(Data entries)
§

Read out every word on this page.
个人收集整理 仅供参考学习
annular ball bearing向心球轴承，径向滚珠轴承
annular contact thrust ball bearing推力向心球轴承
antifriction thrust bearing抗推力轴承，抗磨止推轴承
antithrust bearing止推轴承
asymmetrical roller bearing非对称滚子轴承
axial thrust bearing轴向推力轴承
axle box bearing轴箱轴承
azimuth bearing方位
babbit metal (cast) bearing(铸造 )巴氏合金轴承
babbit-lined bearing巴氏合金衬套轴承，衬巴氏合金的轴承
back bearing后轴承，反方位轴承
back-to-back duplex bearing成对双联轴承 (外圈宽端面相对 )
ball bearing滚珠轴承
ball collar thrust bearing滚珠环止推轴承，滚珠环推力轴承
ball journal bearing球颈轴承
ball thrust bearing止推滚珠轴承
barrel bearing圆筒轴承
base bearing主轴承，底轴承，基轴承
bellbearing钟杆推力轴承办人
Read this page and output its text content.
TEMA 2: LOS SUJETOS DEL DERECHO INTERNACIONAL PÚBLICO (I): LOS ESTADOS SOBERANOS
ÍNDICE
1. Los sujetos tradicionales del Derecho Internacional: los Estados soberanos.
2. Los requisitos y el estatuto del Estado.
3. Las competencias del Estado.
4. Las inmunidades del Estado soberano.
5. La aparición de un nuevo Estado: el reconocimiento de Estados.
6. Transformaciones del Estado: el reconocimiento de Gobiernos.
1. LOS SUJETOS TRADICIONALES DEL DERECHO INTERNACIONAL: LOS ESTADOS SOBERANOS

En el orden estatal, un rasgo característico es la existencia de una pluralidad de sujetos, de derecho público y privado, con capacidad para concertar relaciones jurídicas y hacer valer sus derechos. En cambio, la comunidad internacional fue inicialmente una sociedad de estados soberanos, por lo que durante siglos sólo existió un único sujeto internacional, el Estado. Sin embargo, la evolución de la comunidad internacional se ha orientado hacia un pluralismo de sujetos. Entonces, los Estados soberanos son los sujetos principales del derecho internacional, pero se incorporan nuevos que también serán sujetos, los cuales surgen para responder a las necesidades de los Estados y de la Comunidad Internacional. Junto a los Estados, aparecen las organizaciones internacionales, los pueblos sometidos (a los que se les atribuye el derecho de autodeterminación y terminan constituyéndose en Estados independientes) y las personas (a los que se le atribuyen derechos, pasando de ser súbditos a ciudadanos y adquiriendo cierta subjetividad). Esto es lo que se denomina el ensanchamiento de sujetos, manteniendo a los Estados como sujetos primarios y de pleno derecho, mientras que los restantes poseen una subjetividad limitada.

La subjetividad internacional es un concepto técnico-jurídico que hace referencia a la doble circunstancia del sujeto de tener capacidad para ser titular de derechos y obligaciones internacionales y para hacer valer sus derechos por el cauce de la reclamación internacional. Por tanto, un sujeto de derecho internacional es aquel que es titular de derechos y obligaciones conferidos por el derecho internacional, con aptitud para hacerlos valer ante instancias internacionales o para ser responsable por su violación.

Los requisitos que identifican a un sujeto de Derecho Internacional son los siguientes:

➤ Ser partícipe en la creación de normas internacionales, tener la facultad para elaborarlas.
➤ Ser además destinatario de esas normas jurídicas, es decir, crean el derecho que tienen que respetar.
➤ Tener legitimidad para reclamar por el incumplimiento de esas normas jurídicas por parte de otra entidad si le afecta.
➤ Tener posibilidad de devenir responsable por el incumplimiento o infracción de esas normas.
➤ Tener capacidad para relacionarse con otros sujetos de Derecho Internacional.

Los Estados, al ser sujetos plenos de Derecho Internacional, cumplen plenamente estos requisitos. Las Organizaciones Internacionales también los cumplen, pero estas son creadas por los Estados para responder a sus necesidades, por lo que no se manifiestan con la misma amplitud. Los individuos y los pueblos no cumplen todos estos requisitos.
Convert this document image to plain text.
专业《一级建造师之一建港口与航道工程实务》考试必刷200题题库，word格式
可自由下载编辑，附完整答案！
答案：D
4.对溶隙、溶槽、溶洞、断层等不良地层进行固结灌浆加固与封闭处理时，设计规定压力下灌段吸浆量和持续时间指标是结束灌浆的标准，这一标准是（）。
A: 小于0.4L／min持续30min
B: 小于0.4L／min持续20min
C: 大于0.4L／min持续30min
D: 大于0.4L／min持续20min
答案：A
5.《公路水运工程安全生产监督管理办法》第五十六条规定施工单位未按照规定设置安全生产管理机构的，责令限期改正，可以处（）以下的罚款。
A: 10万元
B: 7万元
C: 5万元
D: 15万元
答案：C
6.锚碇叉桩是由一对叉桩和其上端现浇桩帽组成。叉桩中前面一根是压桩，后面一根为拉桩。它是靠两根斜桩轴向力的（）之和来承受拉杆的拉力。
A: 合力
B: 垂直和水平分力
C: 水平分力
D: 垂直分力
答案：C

§

:: WHAT YOU SHOULD DO ::
Extract the lines above from the one containing "Convert this document image to plain text." to the last line, both included, exactly as written.

:: REPLY ::
Convert this document image to plain text.
专业《一级建造师之一建港口与航道工程实务》考试必刷200题题库，word格式
可自由下载编辑，附完整答案！
答案：D
4.对溶隙、溶槽、溶洞、断层等不良地层进行固结灌浆加固与封闭处理时，设计规定压力下灌段吸浆量和持续时间指标是结束灌浆的标准，这一标准是（）。
A: 小于0.4L／min持续30min
B: 小于0.4L／min持续20min
C: 大于0.4L／min持续30min
D: 大于0.4L／min持续20min
答案：A
5.《公路水运工程安全生产监督管理办法》第五十六条规定施工单位未按照规定设置安全生产管理机构的，责令限期改正，可以处（）以下的罚款。
A: 10万元
B: 7万元
C: 5万元
D: 15万元
答案：C
6.锚碇叉桩是由一对叉桩和其上端现浇桩帽组成。叉桩中前面一根是压桩，后面一根为拉桩。它是靠两根斜桩轴向力的（）之和来承受拉杆的拉力。
A: 合力
B: 垂直和水平分力
C: 水平分力
D: 垂直分力
答案：C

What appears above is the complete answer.